DIRECTION: Every record must be repeated exactly, with no omission.

(Dataset entries)
'''
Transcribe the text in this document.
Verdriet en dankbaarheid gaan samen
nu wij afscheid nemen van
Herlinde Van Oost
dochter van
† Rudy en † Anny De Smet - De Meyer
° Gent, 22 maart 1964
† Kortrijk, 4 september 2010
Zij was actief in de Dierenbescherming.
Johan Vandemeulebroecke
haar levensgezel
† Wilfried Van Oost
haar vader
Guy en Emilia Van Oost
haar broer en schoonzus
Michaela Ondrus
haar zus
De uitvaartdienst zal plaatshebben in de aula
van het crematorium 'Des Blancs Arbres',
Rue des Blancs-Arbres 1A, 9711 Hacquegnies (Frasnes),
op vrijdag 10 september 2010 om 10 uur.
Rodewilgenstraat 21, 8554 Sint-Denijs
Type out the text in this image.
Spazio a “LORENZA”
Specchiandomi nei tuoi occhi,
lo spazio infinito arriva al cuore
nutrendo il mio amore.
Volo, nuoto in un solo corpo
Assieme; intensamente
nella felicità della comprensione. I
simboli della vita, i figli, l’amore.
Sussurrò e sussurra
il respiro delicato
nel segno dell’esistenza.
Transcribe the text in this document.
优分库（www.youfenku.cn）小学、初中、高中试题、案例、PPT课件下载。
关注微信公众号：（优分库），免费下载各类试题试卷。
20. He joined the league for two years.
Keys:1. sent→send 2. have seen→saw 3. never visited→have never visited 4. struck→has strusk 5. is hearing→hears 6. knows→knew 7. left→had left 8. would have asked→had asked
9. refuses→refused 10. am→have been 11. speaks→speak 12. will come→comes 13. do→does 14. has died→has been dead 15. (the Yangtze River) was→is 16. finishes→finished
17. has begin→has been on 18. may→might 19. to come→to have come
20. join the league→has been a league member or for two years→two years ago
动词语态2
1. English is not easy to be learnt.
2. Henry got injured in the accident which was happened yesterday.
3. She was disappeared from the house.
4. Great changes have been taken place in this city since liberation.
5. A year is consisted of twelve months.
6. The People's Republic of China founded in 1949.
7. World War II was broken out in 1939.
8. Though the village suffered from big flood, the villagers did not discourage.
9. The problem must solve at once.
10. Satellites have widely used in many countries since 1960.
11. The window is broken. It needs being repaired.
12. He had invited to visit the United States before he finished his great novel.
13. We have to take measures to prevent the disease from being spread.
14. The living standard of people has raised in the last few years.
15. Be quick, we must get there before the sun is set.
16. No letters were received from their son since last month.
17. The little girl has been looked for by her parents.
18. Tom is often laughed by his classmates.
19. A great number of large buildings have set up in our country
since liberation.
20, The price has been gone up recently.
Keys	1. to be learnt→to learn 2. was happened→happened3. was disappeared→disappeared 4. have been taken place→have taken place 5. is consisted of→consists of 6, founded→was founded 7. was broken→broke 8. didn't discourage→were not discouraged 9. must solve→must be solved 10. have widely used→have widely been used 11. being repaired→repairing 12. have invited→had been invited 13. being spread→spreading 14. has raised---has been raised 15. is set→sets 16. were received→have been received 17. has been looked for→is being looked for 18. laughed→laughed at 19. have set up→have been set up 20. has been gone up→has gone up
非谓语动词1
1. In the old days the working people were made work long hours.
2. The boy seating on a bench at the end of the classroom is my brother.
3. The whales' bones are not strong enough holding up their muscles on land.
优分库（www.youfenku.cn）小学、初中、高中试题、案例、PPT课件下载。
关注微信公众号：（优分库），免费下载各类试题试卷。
'''
IN RESPONSE:
Transcribe the text in this document.
Verdriet en dankbaarheid gaan samen
nu wij afscheid nemen van
Herlinde Van Oost
dochter van
† Rudy en † Anny De Smet - De Meyer
° Gent, 22 maart 1964
† Kortrijk, 4 september 2010
Zij was actief in de Dierenbescherming.
Johan Vandemeulebroecke
haar levensgezel
† Wilfried Van Oost
haar vader
Guy en Emilia Van Oost
haar broer en schoonzus
Michaela Ondrus
haar zus
De uitvaartdienst zal plaatshebben in de aula
van het crematorium 'Des Blancs Arbres',
Rue des Blancs-Arbres 1A, 9711 Hacquegnies (Frasnes),
op vrijdag 10 september 2010 om 10 uur.
Rodewilgenstraat 21, 8554 Sint-Denijs
Type out the text in this image.
Spazio a “LORENZA”
Specchiandomi nei tuoi occhi,
lo spazio infinito arriva al cuore
nutrendo il mio amore.
Volo, nuoto in un solo corpo
Assieme; intensamente
nella felicità della comprensione. I
simboli della vita, i figli, l’amore.
Sussurrò e sussurra
il respiro delicato
nel segno dell’esistenza.
Transcribe the text in this document.
优分库（www.youfenku.cn）小学、初中、高中试题、案例、PPT课件下载。
关注微信公众号：（优分库），免费下载各类试题试卷。
20. He joined the league for two years.
Keys:1. sent→send 2. have seen→saw 3. never visited→have never visited 4. struck→has strusk 5. is hearing→hears 6. knows→knew 7. left→had left 8. would have asked→had asked
9. refuses→refused 10. am→have been 11. speaks→speak 12. will come→comes 13. do→does 14. has died→has been dead 15. (the Yangtze River) was→is 16. finishes→finished
17. has begin→has been on 18. may→might 19. to come→to have come
20. join the league→has been a league member or for two years→two years ago
动词语态2
1. English is not easy to be learnt.
2. Henry got injured in the accident which was happened yesterday.
3. She was disappeared from the house.
4. Great changes have been taken place in this city since liberation.
5. A year is consisted of twelve months.
6. The People's Republic of China founded in 1949.
7. World War II was broken out in 1939.
8. Though the village suffered from big flood, the villagers did not discourage.
9. The problem must solve at once.
10. Satellites have widely used in many countries since 1960.
11. The window is broken. It needs being repaired.
12. He had invited to visit the United States before he finished his great novel.
13. We have to take measures to prevent the disease from being spread.
14. The living standard of people has raised in the last few years.
15. Be quick, we must get there before the sun is set.
16. No letters were received from their son since last month.
17. The little girl has been looked for by her parents.
18. Tom is often laughed by his classmates.
19. A great number of large buildings have set up in our country
since liberation.
20, The price has been gone up recently.
Keys	1. to be learnt→to learn 2. was happened→happened3. was disappeared→disappeared 4. have been taken place→have taken place 5. is consisted of→consists of 6, founded→was founded 7. was broken→broke 8. didn't discourage→were not discouraged 9. must solve→must be solved 10. have widely used→have widely been used 11. being repaired→repairing 12. have invited→had been invited 13. being spread→spreading 14. has raised---has been raised 15. is set→sets 16. were received→have been received 17. has been looked for→is being looked for 18. laughed→laughed at 19. have set up→have been set up 20. has been gone up→has gone up
非谓语动词1
1. In the old days the working people were made work long hours.
2. The boy seating on a bench at the end of the classroom is my brother.
3. The whales' bones are not strong enough holding up their muscles on land.
优分库（www.youfenku.cn）小学、初中、高中试题、案例、PPT课件下载。
关注微信公众号：（优分库），免费下载各类试题试卷。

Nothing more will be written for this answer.